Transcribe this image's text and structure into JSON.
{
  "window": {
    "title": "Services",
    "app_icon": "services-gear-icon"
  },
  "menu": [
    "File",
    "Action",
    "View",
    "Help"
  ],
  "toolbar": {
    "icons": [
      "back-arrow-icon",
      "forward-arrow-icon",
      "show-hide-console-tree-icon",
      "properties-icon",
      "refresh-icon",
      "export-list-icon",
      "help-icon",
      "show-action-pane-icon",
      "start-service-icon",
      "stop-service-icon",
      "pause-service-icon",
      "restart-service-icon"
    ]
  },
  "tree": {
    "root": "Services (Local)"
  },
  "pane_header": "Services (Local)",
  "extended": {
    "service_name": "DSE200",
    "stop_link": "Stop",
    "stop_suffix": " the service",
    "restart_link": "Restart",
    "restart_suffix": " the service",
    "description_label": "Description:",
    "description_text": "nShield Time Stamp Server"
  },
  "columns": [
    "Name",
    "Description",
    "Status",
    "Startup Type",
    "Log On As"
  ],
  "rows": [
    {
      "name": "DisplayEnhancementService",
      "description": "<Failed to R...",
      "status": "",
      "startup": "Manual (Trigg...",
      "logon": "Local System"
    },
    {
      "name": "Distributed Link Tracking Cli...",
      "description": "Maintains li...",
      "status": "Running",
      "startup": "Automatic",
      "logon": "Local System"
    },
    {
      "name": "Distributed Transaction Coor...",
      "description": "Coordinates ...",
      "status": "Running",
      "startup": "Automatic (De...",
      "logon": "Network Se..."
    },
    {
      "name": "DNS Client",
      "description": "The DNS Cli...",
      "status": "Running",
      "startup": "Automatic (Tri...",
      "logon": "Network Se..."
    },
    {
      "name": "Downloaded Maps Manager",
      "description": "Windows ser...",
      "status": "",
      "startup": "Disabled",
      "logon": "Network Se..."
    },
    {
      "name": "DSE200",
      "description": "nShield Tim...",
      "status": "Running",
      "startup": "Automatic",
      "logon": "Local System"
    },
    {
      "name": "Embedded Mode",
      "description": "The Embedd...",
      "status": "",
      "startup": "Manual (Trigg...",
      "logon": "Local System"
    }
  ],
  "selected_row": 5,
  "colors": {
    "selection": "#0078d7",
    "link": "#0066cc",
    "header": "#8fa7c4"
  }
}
______
THE PROBLEM: Copy out each line in the listing that has the word "show".

TASK RESULT:
      "show-hide-console-tree-icon",
      "show-action-pane-icon",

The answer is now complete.